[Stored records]
※
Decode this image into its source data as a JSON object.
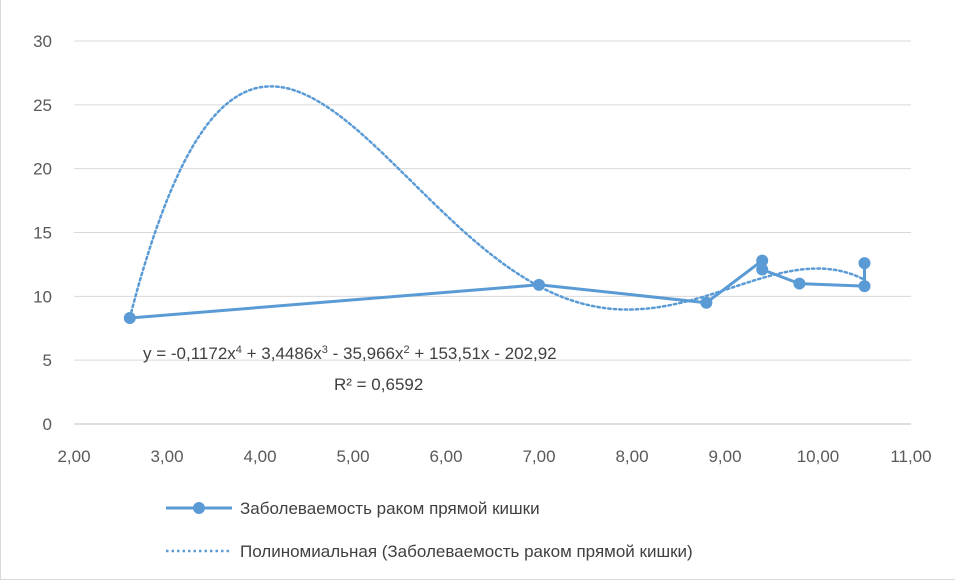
{
  "chart_data": {
    "type": "scatter",
    "xlim": [
      2,
      11
    ],
    "ylim": [
      0,
      30
    ],
    "x_ticks": [
      "2,00",
      "3,00",
      "4,00",
      "5,00",
      "6,00",
      "7,00",
      "8,00",
      "9,00",
      "10,00",
      "11,00"
    ],
    "y_ticks": [
      "0",
      "5",
      "10",
      "15",
      "20",
      "25",
      "30"
    ],
    "grid": "horizontal",
    "legend_position": "bottom",
    "series": [
      {
        "name": "Заболеваемость раком прямой кишки",
        "kind": "line-with-markers",
        "color": "#5b9bd5",
        "points": [
          {
            "x": 2.6,
            "y": 8.3
          },
          {
            "x": 7.0,
            "y": 10.9
          },
          {
            "x": 8.8,
            "y": 9.5
          },
          {
            "x": 9.4,
            "y": 12.8
          },
          {
            "x": 9.4,
            "y": 12.1
          },
          {
            "x": 9.8,
            "y": 11.0
          },
          {
            "x": 10.5,
            "y": 10.8
          },
          {
            "x": 10.5,
            "y": 12.6
          }
        ]
      },
      {
        "name": "Полиномиальная (Заболеваемость раком прямой кишки)",
        "kind": "trendline-dotted",
        "color": "#5b9bd5",
        "coefficients": [
          -202.92,
          153.51,
          -35.966,
          3.4486,
          -0.1172
        ],
        "x_range": [
          2.6,
          10.5
        ]
      }
    ],
    "annotation": {
      "equation_parts": [
        "y = -0,1172x",
        "4",
        " + 3,4486x",
        "3",
        " - 35,966x",
        "2",
        " + 153,51x - 202,92"
      ],
      "r_squared_label": "R² = 0,6592"
    }
  }
}
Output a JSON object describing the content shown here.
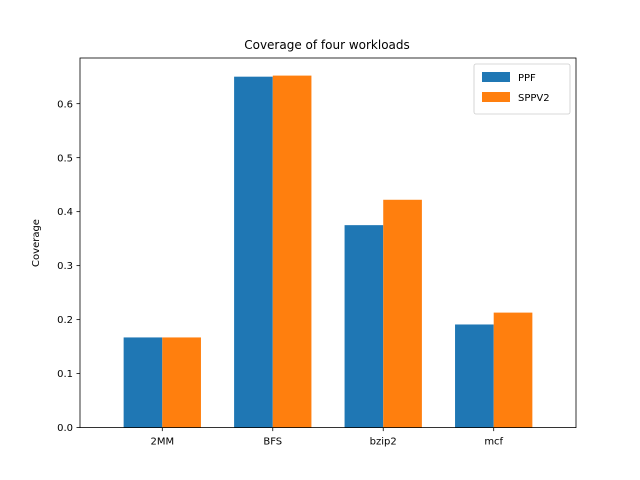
{
  "chart_data": {
    "type": "bar",
    "title": "Coverage of four workloads",
    "xlabel": "",
    "ylabel": "Coverage",
    "categories": [
      "2MM",
      "BFS",
      "bzip2",
      "mcf"
    ],
    "series": [
      {
        "name": "PPF",
        "color": "#1f77b4",
        "values": [
          0.167,
          0.65,
          0.375,
          0.191
        ]
      },
      {
        "name": "SPPV2",
        "color": "#ff7f0e",
        "values": [
          0.167,
          0.652,
          0.422,
          0.213
        ]
      }
    ],
    "ylim": [
      0,
      0.6846
    ],
    "yticks": [
      "0.0",
      "0.1",
      "0.2",
      "0.3",
      "0.4",
      "0.5",
      "0.6"
    ],
    "grid": false,
    "legend_position": "top-right"
  }
}
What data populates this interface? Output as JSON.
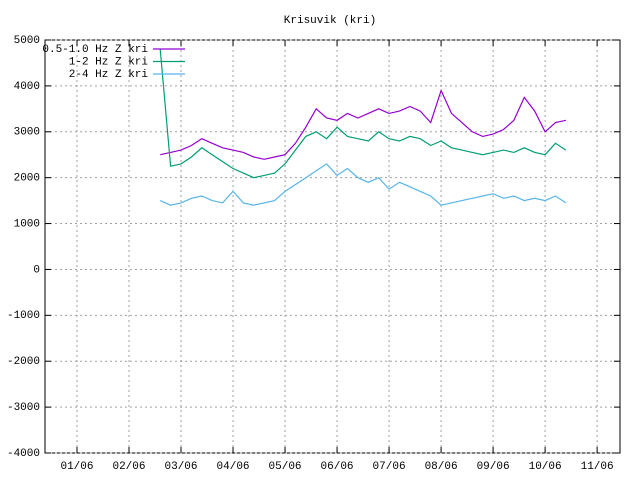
{
  "chart_data": {
    "type": "line",
    "title": "Krisuvik (kri)",
    "x": [
      2.6,
      2.8,
      3.0,
      3.2,
      3.4,
      3.6,
      3.8,
      4.0,
      4.2,
      4.4,
      4.6,
      4.8,
      5.0,
      5.2,
      5.4,
      5.6,
      5.8,
      6.0,
      6.2,
      6.4,
      6.6,
      6.8,
      7.0,
      7.2,
      7.4,
      7.6,
      7.8,
      8.0,
      8.2,
      8.4,
      8.6,
      8.8,
      9.0,
      9.2,
      9.4,
      9.6,
      9.8,
      10.0,
      10.2,
      10.4
    ],
    "series": [
      {
        "name": "0.5-1.0 Hz Z kri",
        "color": "#9400d3",
        "values": [
          2500,
          2550,
          2600,
          2700,
          2850,
          2750,
          2650,
          2600,
          2550,
          2450,
          2400,
          2450,
          2500,
          2750,
          3100,
          3500,
          3300,
          3250,
          3400,
          3300,
          3400,
          3500,
          3400,
          3450,
          3550,
          3450,
          3200,
          3900,
          3400,
          3200,
          3000,
          2900,
          2950,
          3050,
          3250,
          3750,
          3450,
          3000,
          3200,
          3250
        ]
      },
      {
        "name": "1-2 Hz Z kri",
        "color": "#009e73",
        "values": [
          4800,
          2250,
          2300,
          2450,
          2650,
          2500,
          2350,
          2200,
          2100,
          2000,
          2050,
          2100,
          2300,
          2600,
          2900,
          3000,
          2850,
          3100,
          2900,
          2850,
          2800,
          3000,
          2850,
          2800,
          2900,
          2850,
          2700,
          2800,
          2650,
          2600,
          2550,
          2500,
          2550,
          2600,
          2550,
          2650,
          2550,
          2500,
          2750,
          2600
        ]
      },
      {
        "name": "2-4 Hz Z kri",
        "color": "#56b4e9",
        "values": [
          1500,
          1400,
          1450,
          1550,
          1600,
          1500,
          1450,
          1700,
          1450,
          1400,
          1450,
          1500,
          1700,
          1850,
          2000,
          2150,
          2300,
          2050,
          2200,
          2000,
          1900,
          2000,
          1750,
          1900,
          1800,
          1700,
          1600,
          1400,
          1450,
          1500,
          1550,
          1600,
          1650,
          1550,
          1600,
          1500,
          1550,
          1500,
          1600,
          1450
        ]
      }
    ],
    "xlim": [
      0.385,
      11.44
    ],
    "xticks": [
      {
        "value": 1,
        "label": "01/06"
      },
      {
        "value": 2,
        "label": "02/06"
      },
      {
        "value": 3,
        "label": "03/06"
      },
      {
        "value": 4,
        "label": "04/06"
      },
      {
        "value": 5,
        "label": "05/06"
      },
      {
        "value": 6,
        "label": "06/06"
      },
      {
        "value": 7,
        "label": "07/06"
      },
      {
        "value": 8,
        "label": "08/06"
      },
      {
        "value": 9,
        "label": "09/06"
      },
      {
        "value": 10,
        "label": "10/06"
      },
      {
        "value": 11,
        "label": "11/06"
      }
    ],
    "ylim": [
      -4000,
      5000
    ],
    "yticks": [
      -4000,
      -3000,
      -2000,
      -1000,
      0,
      1000,
      2000,
      3000,
      4000,
      5000
    ],
    "grid": true,
    "legend": "top-left"
  }
}
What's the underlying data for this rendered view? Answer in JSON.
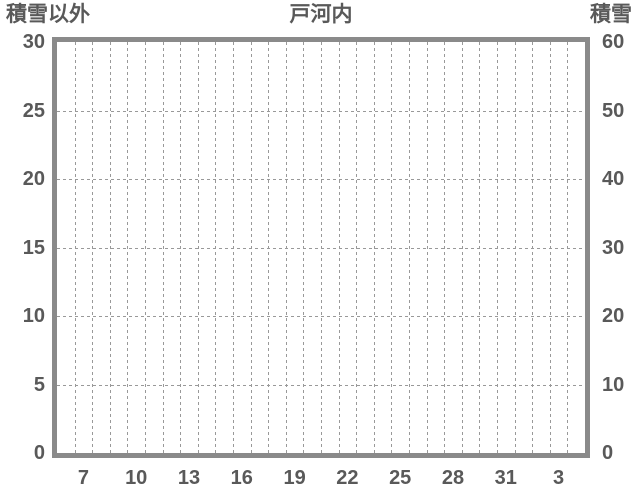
{
  "header": {
    "left_axis_label": "積雪以外",
    "title": "戸河内",
    "right_axis_label": "積雪"
  },
  "chart": {
    "left_axis": {
      "ticks": [
        "30",
        "25",
        "20",
        "15",
        "10",
        "5",
        "0"
      ]
    },
    "right_axis": {
      "ticks": [
        "60",
        "50",
        "40",
        "30",
        "20",
        "10",
        "0"
      ]
    },
    "x_axis": {
      "labels": [
        "7",
        "10",
        "13",
        "16",
        "19",
        "22",
        "25",
        "28",
        "31",
        "3"
      ],
      "label_cell_indices": [
        1,
        4,
        7,
        10,
        13,
        16,
        19,
        22,
        25,
        28
      ],
      "cell_count": 30
    },
    "colors": {
      "border": "#8a8a8a",
      "grid": "#999999",
      "text": "#595959",
      "background": "#ffffff"
    }
  },
  "chart_data": {
    "type": "line",
    "title": "戸河内",
    "x_tick_labels": [
      "7",
      "10",
      "13",
      "16",
      "19",
      "22",
      "25",
      "28",
      "31",
      "3"
    ],
    "y_axis_left": {
      "label": "積雪以外",
      "range": [
        0,
        30
      ],
      "ticks": [
        0,
        5,
        10,
        15,
        20,
        25,
        30
      ]
    },
    "y_axis_right": {
      "label": "積雪",
      "range": [
        0,
        60
      ],
      "ticks": [
        0,
        10,
        20,
        30,
        40,
        50,
        60
      ]
    },
    "grid": "dashed, vertical line per day cell, horizontal line per major tick",
    "legend": "none",
    "series": []
  }
}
※
Exercise requirements: Count the lines above that contain the word "прямой", and give only that number.

Exercise result: 2